TASK TO CARRY OUT:
Select the lines that hold the word "zone" and copy each one.

PROVIDED DATA:
====
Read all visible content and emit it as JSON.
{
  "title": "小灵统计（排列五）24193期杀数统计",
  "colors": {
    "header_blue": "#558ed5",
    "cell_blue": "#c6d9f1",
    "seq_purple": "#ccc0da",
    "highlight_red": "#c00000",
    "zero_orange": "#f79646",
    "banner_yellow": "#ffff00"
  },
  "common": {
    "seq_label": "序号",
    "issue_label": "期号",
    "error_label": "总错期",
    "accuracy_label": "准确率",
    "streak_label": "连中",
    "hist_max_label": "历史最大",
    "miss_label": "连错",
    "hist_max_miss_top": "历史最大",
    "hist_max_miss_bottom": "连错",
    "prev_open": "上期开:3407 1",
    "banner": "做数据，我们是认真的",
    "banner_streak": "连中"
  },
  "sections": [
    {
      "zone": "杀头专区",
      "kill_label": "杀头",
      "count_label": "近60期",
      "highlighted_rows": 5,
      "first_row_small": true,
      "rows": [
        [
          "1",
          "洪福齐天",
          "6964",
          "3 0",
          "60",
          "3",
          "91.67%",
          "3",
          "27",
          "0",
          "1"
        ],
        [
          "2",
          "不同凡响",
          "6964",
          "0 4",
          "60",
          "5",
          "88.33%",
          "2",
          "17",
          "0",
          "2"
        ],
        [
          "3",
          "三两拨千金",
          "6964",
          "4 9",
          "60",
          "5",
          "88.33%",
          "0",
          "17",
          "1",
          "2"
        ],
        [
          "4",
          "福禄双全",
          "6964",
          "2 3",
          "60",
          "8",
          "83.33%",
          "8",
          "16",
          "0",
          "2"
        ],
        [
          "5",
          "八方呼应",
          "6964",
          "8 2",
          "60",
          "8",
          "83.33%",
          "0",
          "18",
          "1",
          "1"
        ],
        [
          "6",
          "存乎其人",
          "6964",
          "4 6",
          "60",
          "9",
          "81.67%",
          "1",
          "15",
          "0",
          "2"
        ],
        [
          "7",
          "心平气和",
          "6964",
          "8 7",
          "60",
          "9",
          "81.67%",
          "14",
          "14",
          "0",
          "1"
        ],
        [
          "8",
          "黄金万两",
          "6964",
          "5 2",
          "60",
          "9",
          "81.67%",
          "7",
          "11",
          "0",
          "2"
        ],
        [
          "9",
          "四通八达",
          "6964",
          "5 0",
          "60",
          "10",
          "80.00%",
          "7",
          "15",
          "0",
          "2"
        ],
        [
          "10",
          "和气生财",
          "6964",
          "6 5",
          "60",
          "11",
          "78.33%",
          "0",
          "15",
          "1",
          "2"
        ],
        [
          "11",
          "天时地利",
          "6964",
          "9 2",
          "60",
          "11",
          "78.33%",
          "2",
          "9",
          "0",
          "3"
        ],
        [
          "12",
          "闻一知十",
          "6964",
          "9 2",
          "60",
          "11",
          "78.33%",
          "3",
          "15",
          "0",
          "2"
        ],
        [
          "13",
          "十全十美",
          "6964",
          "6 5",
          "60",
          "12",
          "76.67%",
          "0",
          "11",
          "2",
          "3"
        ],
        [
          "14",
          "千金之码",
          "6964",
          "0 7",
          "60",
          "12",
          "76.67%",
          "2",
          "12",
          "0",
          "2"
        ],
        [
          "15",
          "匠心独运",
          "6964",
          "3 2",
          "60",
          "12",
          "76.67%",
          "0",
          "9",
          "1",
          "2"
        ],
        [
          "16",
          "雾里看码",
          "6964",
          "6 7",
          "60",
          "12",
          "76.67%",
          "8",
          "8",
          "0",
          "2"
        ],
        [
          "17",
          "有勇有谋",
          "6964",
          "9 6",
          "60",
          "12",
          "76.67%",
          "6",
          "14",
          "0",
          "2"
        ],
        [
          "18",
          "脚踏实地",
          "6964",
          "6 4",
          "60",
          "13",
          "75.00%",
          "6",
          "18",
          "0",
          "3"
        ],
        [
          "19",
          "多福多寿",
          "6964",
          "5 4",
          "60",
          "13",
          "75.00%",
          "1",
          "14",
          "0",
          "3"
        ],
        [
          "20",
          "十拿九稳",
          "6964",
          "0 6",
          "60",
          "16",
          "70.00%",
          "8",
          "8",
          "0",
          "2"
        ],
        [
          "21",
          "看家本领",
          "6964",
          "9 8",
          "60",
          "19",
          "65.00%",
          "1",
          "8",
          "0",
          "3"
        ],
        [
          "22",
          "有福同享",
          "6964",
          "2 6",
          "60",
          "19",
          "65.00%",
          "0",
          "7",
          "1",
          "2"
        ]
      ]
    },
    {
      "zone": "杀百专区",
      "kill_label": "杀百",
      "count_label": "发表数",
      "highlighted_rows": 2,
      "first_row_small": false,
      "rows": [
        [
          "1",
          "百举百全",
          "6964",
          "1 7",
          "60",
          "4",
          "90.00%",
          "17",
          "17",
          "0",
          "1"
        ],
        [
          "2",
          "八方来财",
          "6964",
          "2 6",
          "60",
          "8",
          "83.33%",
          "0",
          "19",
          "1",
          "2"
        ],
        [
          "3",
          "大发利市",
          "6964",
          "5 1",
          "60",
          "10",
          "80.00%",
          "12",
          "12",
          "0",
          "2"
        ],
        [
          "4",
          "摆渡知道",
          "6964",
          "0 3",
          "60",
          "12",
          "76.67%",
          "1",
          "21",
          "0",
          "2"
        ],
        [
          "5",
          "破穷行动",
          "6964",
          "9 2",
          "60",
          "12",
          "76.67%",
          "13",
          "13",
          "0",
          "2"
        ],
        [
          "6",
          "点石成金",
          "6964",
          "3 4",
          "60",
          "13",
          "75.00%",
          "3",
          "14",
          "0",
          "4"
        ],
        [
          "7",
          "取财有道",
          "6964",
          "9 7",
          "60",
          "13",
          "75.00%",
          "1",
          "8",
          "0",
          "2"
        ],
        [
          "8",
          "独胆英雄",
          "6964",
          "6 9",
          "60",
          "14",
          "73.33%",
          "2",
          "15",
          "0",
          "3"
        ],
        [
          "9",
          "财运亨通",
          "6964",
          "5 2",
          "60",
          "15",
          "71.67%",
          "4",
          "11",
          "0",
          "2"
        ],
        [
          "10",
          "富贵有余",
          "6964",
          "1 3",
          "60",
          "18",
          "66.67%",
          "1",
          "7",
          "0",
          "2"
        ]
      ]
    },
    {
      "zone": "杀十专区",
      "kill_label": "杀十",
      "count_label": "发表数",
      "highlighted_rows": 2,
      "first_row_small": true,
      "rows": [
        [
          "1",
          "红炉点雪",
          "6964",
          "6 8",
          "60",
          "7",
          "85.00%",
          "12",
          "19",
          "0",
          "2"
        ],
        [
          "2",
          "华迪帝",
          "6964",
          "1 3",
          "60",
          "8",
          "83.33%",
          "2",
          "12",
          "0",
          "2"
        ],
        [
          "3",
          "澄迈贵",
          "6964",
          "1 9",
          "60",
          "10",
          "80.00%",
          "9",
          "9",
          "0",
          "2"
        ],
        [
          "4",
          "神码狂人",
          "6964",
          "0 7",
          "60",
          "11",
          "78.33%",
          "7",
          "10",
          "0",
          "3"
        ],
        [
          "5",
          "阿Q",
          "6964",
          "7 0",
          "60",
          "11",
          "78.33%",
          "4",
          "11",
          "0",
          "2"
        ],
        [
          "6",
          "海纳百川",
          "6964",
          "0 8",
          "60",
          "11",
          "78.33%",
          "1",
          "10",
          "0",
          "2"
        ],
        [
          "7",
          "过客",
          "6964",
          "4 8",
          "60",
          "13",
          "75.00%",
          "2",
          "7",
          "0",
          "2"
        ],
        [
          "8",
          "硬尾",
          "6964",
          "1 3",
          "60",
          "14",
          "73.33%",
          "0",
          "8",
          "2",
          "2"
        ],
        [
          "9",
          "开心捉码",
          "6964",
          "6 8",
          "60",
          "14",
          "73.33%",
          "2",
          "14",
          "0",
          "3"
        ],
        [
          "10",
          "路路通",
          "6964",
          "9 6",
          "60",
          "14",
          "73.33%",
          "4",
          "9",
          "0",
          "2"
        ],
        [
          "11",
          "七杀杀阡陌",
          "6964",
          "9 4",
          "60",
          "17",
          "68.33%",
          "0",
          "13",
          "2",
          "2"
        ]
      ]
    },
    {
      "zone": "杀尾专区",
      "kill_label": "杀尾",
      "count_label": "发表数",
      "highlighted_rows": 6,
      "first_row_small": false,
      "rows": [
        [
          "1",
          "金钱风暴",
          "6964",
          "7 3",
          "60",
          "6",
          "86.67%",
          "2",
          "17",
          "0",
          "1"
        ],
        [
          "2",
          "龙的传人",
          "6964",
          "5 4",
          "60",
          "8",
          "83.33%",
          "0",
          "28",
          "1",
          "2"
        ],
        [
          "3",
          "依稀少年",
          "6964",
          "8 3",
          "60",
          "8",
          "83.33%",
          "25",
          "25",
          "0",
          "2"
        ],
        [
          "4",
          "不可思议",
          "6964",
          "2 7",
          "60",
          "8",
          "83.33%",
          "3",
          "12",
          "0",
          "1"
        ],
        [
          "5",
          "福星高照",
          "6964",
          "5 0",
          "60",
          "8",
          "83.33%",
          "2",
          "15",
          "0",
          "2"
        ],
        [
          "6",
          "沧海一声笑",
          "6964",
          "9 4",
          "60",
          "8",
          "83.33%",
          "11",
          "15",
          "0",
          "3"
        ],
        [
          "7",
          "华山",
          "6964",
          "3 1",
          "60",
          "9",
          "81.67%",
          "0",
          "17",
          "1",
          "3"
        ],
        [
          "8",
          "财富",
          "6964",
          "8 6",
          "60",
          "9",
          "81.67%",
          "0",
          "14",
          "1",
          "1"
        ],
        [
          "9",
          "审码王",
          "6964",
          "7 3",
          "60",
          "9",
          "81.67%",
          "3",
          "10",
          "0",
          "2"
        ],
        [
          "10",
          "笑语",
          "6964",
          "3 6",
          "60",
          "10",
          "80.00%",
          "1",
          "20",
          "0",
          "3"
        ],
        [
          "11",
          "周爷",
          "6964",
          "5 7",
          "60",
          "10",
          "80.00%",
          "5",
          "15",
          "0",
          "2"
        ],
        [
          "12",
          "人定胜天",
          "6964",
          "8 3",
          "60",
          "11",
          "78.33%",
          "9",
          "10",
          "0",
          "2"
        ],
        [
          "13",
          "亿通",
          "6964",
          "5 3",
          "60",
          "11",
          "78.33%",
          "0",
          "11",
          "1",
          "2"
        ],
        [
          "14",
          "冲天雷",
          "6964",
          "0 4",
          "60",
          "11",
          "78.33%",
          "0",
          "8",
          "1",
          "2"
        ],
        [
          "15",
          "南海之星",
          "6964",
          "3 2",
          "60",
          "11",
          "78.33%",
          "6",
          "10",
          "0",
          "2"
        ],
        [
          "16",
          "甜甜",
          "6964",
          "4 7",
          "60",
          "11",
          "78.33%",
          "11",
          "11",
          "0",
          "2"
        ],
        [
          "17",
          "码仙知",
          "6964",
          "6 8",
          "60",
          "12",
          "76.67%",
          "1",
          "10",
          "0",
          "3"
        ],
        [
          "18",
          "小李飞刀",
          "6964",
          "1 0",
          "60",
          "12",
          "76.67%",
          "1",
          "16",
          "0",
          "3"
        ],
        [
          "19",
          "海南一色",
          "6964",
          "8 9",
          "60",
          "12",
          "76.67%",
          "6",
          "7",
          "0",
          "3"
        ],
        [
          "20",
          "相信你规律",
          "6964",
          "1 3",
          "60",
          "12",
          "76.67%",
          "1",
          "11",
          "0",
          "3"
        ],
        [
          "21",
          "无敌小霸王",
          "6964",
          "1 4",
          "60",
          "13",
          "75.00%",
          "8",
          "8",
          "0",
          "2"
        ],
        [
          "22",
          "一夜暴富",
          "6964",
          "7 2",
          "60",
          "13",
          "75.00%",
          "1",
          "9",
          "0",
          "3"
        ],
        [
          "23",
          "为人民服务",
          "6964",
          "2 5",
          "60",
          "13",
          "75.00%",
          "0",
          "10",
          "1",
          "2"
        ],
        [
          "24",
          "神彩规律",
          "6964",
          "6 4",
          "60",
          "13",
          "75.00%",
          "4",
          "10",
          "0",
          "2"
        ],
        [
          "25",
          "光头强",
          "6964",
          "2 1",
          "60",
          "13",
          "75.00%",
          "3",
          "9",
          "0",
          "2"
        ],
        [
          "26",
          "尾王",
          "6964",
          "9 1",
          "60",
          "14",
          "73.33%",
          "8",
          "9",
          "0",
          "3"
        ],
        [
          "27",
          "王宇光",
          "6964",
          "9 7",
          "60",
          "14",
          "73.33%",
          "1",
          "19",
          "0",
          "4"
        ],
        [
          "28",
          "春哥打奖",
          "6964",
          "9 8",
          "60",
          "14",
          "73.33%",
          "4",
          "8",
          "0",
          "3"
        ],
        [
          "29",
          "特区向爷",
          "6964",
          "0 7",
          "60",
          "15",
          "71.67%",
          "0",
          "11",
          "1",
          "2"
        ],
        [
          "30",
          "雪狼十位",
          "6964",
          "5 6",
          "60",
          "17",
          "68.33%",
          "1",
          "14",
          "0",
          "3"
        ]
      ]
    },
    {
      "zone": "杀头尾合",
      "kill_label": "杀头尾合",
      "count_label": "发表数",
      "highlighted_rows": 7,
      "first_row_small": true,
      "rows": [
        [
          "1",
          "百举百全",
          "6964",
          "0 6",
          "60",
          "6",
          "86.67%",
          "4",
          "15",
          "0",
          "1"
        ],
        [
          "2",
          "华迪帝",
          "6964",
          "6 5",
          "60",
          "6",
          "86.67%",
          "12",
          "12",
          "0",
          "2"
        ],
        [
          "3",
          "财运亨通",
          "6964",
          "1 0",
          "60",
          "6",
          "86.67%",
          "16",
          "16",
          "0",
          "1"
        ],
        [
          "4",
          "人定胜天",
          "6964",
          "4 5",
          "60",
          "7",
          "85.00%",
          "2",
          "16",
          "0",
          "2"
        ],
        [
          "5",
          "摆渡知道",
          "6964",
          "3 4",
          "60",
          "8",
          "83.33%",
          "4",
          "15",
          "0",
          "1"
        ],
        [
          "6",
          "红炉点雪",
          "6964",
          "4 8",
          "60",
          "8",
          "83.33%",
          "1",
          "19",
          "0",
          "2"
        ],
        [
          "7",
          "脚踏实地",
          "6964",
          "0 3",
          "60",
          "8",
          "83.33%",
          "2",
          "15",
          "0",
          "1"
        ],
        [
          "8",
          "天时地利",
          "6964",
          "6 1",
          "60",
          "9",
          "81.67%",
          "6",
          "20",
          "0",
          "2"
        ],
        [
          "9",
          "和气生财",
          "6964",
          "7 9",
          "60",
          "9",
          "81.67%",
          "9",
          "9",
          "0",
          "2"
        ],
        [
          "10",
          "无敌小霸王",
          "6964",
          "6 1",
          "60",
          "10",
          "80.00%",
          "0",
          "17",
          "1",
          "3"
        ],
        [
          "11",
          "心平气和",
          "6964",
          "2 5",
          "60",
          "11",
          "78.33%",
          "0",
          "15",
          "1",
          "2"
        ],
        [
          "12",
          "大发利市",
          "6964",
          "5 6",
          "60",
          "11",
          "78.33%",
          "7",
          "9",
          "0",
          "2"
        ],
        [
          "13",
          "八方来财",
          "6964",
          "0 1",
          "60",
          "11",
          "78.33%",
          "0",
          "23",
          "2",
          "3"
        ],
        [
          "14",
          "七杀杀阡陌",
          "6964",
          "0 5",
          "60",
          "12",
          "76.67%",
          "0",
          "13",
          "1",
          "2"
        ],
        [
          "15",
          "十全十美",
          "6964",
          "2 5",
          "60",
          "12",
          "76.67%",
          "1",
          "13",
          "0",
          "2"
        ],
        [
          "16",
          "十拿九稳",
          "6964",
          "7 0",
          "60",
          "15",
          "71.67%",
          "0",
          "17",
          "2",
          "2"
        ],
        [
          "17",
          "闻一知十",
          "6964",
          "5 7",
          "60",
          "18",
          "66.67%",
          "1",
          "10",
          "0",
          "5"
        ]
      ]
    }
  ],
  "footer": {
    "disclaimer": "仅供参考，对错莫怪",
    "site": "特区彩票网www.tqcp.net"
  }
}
====
RESPONSE TO THIS TASK:
      "zone": "杀头专区",
      "zone": "杀百专区",
      "zone": "杀十专区",
      "zone": "杀尾专区",
      "zone": "杀头尾合",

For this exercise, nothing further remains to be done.